## TO DO
Lift every line from the entries that includes the word "SAMPLE".

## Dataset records
------

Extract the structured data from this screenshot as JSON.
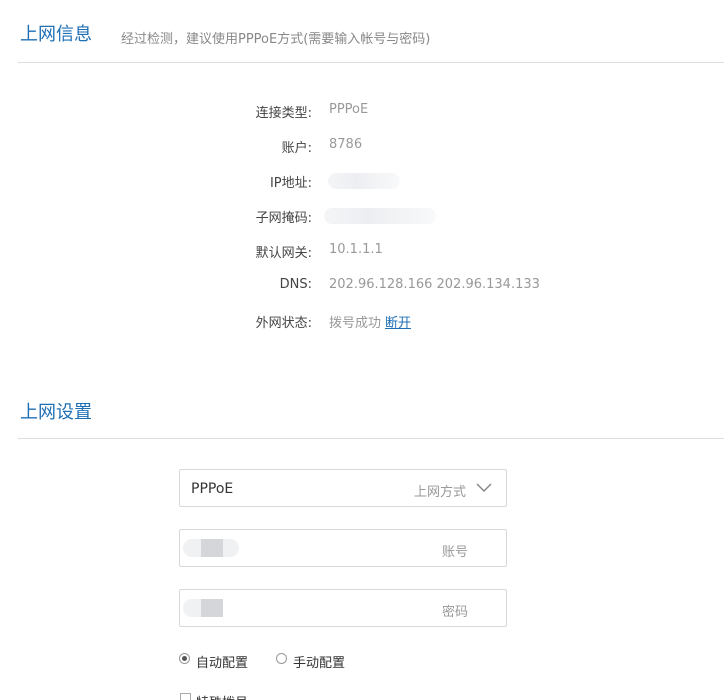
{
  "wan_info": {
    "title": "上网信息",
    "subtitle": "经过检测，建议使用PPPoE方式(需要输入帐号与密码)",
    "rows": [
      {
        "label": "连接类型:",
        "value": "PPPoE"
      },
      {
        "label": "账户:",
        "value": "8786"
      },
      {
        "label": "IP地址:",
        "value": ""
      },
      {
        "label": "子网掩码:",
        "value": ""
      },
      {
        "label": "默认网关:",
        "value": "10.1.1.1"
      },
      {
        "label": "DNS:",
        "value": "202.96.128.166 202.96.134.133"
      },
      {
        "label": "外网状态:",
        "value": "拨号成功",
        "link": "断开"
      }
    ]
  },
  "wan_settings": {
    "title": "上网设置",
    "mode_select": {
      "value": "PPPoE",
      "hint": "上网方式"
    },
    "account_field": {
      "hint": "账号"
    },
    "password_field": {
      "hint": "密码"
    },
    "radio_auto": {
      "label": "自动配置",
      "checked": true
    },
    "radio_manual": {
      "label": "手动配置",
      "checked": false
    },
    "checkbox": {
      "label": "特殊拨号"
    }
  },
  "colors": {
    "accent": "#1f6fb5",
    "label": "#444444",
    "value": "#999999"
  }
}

------

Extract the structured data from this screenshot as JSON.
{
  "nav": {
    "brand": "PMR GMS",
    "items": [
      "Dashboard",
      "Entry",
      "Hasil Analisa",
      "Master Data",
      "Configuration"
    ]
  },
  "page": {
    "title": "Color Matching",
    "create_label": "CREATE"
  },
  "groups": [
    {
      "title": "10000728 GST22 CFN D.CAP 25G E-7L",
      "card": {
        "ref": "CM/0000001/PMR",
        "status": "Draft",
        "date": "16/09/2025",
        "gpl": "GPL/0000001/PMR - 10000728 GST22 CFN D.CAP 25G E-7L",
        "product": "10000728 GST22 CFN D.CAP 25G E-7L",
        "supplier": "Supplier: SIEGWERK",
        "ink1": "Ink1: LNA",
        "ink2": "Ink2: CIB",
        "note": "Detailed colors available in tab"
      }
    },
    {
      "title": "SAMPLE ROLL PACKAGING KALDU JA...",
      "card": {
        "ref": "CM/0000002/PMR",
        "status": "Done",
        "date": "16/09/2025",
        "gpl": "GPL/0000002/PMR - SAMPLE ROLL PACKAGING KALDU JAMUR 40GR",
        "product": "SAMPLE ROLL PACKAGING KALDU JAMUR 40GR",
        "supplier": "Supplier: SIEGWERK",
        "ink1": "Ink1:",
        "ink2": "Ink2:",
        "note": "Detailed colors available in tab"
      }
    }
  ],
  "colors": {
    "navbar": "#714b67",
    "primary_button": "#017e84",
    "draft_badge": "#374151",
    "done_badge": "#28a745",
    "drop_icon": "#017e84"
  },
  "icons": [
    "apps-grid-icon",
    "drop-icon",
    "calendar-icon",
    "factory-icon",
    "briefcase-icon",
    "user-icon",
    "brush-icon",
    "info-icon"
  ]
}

------

## FULL OUTPUT
      "title": "SAMPLE ROLL PACKAGING KALDU JA...",
        "gpl": "GPL/0000002/PMR - SAMPLE ROLL PACKAGING KALDU JAMUR 40GR",
        "product": "SAMPLE ROLL PACKAGING KALDU JAMUR 40GR",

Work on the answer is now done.